** Start of PAGE EXCERPT **
HIGHLIGHTS & RECENT DEVELOPMENTS

  • Highest Earnings in Our History: Net income for the fourth quarter was $218.4 million, or $4.40 per diluted share, compared to a net loss of $34.0 million, or $0.68 per diluted share, in the fourth quarter of 2021. For the full year 2022, net income was $387.9 million, or $7.77 per diluted share, representing an increase of $521.4 million compared to the full year of 2021, which was a net loss of $133.5 million, or $3.48 per share.
  • Adjusted EBITDA(A) for the fourth quarter was $254.3 million and for the full year of 2022 was $549.1 million.
  • Total liquidity was $541.1 million as of December 31, 2022, which includes cash (and short-term cash investments)(B) of $323.7 million and $217.4 million of remaining undrawn revolver capacity.
  • Fleet Optimization Program:
    • Sold a 2008-built MR in the fourth quarter for net proceeds after debt repayment of approximately $14 million and has agreed to sell another 2008-built MR in the first quarter of 2023, which is expected to generate $14 million in net proceeds after debt repayment.
    • Declared purchase options on two, 2009-built Aframaxes under sale leaseback arrangement for an expected net cash outflow in March 2023 of approximately $41 million in aggregate, representing at a discount of over 45% to current market prices.
  • Balance Sheet Enhancements:
    • Received commitments from the Company’s lenders for the $750 Million Credit Facility to amend the senior secured credit facility, subject to completion of formal documentation and closing, which is expected to occur in March 2023, to among other things:
      • Increase the revolving credit facility (“RCF”) by $40 million to nearly $260 million, which remains fully undrawn.
      • Reduce the outstanding balance on the term loan by approximately $100 million, as a result of a prepayment to be made on closing.
      • Reduce the collateral package by 22 vessels, creating unencumbered vessels representing nearly one-third of the total fleet.
  • Returns to Shareholders:
    • Declared a combined dividend of $2.00 per share composed of a supplemental dividend of $1.88 per share in addition to regular quarterly cash dividend of $0.12 per share to be paid in March 2023.
    • During 2022, the Company paid a cumulative $1.42 per share in regular and supplemental dividends and repurchased 687,740 shares for approximately $20 million, representing nearly $90 million in returns to shareholders.
    • Returned to shareholders over $280 million in aggregate since the start of 2020.
** End of PAGE EXCERPT **
** Start of LISTED RECORDS **
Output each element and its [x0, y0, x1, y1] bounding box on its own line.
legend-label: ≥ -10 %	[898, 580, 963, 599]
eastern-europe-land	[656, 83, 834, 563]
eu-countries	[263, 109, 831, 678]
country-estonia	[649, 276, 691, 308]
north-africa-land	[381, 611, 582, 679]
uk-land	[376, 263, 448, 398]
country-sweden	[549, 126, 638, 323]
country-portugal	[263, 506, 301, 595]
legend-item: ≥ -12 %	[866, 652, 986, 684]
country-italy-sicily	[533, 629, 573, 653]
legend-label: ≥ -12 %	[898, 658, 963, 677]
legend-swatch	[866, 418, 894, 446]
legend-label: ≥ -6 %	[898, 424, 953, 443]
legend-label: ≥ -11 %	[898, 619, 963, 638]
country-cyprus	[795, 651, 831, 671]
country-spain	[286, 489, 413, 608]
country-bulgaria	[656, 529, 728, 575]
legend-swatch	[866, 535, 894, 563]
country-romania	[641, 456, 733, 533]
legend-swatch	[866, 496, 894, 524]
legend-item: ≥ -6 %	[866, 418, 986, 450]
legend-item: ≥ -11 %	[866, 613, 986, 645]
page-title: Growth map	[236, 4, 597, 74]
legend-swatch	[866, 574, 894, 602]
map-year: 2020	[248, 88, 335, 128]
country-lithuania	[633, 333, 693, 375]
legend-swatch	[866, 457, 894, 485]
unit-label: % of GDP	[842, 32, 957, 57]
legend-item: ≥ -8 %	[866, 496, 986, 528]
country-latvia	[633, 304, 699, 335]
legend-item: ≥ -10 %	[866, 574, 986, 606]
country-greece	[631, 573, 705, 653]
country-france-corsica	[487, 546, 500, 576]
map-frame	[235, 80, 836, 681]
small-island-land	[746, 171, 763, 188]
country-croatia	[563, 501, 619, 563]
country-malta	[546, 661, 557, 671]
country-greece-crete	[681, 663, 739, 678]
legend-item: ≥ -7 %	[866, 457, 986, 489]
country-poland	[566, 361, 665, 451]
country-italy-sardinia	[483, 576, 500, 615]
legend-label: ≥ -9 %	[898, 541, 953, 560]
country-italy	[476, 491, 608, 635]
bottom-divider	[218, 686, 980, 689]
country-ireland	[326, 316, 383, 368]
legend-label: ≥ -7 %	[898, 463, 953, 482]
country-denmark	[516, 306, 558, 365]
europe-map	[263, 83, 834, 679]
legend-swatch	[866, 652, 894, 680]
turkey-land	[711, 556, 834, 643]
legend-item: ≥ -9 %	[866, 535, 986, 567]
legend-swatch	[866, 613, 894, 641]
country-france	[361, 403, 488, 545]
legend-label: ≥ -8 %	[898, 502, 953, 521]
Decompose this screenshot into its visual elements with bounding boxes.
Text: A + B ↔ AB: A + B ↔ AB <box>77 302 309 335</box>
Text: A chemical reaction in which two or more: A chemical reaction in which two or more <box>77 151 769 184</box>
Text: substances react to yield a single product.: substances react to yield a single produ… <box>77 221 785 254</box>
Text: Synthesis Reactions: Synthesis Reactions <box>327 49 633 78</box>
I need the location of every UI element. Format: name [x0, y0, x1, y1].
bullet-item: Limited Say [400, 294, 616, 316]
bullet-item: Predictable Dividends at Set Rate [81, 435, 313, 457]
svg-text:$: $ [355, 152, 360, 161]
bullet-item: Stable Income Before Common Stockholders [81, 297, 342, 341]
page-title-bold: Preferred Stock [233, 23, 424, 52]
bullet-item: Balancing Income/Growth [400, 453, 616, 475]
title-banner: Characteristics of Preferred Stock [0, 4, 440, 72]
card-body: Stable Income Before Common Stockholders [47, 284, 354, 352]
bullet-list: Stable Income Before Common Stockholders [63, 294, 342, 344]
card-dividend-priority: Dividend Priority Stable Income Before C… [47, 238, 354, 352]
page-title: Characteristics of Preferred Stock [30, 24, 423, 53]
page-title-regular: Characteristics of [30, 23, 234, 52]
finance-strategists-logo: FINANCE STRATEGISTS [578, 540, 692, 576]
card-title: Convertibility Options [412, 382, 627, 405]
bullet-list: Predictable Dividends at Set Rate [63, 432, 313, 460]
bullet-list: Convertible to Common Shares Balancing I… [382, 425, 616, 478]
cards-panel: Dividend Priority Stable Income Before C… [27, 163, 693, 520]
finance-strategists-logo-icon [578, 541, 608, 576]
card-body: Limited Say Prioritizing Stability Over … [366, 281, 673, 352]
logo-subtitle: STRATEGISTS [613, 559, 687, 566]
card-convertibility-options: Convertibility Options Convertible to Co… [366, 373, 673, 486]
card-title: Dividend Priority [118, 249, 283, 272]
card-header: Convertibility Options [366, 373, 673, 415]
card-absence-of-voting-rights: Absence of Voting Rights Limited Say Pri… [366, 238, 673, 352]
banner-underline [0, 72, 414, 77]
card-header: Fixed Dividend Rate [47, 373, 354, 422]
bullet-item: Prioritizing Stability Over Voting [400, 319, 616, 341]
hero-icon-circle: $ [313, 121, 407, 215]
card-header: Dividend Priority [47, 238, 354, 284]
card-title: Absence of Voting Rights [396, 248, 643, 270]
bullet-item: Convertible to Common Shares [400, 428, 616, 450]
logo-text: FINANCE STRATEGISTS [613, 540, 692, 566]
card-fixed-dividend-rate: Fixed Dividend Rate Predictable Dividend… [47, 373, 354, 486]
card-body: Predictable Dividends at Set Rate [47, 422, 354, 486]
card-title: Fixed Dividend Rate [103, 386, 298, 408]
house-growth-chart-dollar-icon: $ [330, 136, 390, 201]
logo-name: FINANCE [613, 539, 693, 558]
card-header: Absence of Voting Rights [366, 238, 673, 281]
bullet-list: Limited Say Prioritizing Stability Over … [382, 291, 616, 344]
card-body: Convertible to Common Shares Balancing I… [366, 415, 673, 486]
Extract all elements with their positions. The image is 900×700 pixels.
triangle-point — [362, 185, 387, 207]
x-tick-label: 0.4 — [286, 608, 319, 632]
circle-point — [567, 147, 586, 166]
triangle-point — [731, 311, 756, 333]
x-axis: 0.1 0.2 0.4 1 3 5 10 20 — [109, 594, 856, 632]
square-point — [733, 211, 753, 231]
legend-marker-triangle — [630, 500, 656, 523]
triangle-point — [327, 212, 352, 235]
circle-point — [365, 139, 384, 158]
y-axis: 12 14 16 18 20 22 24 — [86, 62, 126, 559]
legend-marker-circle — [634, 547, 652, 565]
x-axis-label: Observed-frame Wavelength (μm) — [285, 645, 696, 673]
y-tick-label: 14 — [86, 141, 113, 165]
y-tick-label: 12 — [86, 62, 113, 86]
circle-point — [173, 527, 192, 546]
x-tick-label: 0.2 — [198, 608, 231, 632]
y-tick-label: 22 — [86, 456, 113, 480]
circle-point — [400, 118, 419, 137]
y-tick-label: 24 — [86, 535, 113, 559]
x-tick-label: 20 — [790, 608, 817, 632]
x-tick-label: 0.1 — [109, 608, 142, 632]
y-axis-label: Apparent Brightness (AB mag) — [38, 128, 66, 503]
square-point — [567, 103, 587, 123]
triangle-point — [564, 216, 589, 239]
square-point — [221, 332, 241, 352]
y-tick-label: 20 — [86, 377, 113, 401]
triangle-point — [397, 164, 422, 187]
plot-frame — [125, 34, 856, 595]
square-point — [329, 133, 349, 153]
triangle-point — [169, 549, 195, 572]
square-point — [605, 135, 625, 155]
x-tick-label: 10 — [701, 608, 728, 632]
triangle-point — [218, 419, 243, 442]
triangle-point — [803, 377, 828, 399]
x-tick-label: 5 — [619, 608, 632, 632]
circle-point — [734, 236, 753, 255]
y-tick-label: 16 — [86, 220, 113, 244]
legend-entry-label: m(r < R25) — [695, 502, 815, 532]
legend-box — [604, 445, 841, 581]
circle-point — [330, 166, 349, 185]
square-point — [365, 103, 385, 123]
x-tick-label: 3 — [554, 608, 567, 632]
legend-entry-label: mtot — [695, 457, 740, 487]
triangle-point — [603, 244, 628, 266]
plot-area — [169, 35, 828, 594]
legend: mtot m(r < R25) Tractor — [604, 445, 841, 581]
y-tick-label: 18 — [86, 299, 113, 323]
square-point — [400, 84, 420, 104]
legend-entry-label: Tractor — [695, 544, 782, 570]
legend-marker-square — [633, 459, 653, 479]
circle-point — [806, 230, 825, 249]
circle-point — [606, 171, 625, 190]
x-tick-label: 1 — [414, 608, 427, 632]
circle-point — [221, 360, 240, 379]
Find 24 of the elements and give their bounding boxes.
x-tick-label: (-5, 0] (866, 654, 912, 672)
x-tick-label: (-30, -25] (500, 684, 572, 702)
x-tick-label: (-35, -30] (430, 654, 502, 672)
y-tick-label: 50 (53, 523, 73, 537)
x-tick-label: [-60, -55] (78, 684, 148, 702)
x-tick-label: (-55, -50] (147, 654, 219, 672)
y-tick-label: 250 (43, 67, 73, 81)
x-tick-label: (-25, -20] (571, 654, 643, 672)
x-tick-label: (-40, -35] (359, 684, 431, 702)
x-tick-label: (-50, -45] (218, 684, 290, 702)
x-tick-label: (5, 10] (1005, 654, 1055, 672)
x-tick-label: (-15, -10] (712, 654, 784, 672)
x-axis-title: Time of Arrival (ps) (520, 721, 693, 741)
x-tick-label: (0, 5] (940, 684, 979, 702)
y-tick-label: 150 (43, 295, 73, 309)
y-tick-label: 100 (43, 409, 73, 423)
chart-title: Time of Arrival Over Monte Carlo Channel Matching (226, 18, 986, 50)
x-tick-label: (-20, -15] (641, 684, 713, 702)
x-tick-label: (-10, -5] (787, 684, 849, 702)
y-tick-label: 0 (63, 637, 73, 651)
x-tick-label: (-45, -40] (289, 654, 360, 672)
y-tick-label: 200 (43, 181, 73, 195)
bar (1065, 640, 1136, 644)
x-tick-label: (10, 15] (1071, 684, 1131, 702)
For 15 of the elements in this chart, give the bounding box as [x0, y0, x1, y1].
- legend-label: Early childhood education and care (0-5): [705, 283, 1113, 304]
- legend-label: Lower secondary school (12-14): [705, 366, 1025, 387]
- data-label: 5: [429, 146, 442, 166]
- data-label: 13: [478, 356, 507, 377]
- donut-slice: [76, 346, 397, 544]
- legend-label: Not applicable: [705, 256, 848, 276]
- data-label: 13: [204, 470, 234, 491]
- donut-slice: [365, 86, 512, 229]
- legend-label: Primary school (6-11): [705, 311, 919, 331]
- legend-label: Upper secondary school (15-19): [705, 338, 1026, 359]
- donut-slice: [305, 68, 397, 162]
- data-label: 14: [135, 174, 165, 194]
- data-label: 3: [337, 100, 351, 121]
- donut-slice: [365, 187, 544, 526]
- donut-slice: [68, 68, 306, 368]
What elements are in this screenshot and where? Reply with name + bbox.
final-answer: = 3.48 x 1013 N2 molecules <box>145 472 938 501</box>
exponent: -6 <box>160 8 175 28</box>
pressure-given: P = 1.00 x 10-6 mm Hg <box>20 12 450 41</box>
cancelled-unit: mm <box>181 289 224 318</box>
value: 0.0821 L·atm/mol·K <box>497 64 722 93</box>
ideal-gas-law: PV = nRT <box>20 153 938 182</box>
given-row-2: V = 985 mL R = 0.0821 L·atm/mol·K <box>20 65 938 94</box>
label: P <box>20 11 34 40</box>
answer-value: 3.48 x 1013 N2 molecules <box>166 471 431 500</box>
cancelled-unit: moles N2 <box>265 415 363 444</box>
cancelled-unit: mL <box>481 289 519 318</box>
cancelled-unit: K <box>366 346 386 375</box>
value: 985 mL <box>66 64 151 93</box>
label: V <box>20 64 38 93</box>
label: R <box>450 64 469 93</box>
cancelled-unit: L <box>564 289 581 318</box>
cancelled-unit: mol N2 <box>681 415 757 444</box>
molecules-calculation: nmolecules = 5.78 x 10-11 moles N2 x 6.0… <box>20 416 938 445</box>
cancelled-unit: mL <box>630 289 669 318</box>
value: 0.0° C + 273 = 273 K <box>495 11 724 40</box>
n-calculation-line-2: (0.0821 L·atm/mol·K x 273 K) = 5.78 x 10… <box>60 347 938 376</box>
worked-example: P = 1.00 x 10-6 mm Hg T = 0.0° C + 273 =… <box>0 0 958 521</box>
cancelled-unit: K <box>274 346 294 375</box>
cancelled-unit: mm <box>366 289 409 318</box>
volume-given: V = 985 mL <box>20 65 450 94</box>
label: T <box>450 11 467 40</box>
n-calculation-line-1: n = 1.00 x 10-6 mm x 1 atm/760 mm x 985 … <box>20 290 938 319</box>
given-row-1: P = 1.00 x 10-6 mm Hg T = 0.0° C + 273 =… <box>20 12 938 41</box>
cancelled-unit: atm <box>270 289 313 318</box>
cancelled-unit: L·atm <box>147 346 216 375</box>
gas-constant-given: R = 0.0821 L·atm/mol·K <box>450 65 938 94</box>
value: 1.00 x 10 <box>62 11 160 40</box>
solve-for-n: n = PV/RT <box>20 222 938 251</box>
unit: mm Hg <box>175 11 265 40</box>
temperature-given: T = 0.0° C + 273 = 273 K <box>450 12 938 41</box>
** End of LISTED RECORDS **
Carry on with the earnings highlights, picking up after their last line. The items have no connection to the earnings highlights.

“2022 was an outstanding year for Seaways, as we capitalized on our increased scale, further enhanced our financial strength, and continued to return significant capital to shareholders,” said Lois K. Zabrocky, International Seaways’ President and CEO. “We generated record earnings for the third consecutive quarter as a result of our strategy of building a diverse fleet of crude and product tankers with sizable operating leverage. In 2022, we continued to build our track record of returning cash to shareholders with nearly $90 million in cash returns by doubling our quarterly dividend, adding supplemental dividends and executing our share repurchase program. Today, we’re continuing that momentum, announcing a combined dividend of $2.00 per share, representing cumulative returns to shareholders of over $280 million since the start of 2020.”

Ms. Zabrocky added, “We are well positioned to carry our significant momentum forward and we anticipate continued market strength based on growing demand and higher tanker utilization from the shifting global energy trade, combined with the lowest orderbook in more than 30 years. We expect near-term catalysts to continue to drive tanker earnings, including sanctions on Russian oil and the reopening of China. Our operating leverage positions us well to capitalize on these trends. Our history of renewing our fleet at cyclical lows continues to serve us well, and we look forward to the delivery of three dual-fuel LNG VLCCs in the first half of 2023, which will not only reduce our carbon footprint today but are well suited to adhere to anticipated environmental regulation into the future.”

Jeff Pribor, the Company’s CFO stated, “We continue to strengthen our balance sheet, generating significant free cash flow from our diversified fleet. With ample liquidity of over $540 million at year’s end and a net loan-to-value ratio of under 24%, we remain focused on executing our disciplined capital allocation strategy, investing in the fleet opportunistically, further de-levering, and continuing to return cash to shareholders. Following the closing of the amendment to our credit facility, our cash break-even levels are expected to decrease by more than $600 per day, which further enhances our ability to generate more free cash flow and continue building our track record of returning cash to shareholders.”

FOURTH QUARTER 2022 RESULTS

Net income for the fourth quarter of 2022 was $218.4 million, or $4.40 per diluted share, compared to a net loss of $34.0 million, or $0.68 per diluted share, for the fourth quarter of 2021. Net income for the quarter reflects the impact of the disposal of older vessels and the write-off of deferred finance costs aggregating $9.7 million. Net income excluding these items was $208.8 million, or $4.21 per diluted share. The increase in the fourth quarter of 2022 was primarily driven by a $242.7 million increase in TCE revenues(C) as a result of higher demand for tankers due to seasonality, restocking of historically low global inventories and the effects of sanctions on Russian oil that disrupted trading patterns leading to longer voyages and higher tanker utilization.

Consolidated TCE revenues for the fourth quarter were $335.7 million, compared to $93.0 million for the fourth quarter of 2021. Shipping revenues for the fourth quarter were $338.2 million, compared to $94.7 million for the fourth quarter of 2021.

Adjusted EBITDA for the fourth quarter was $254.3 million, compared to $11.9 million for the fourth quarter of 2021.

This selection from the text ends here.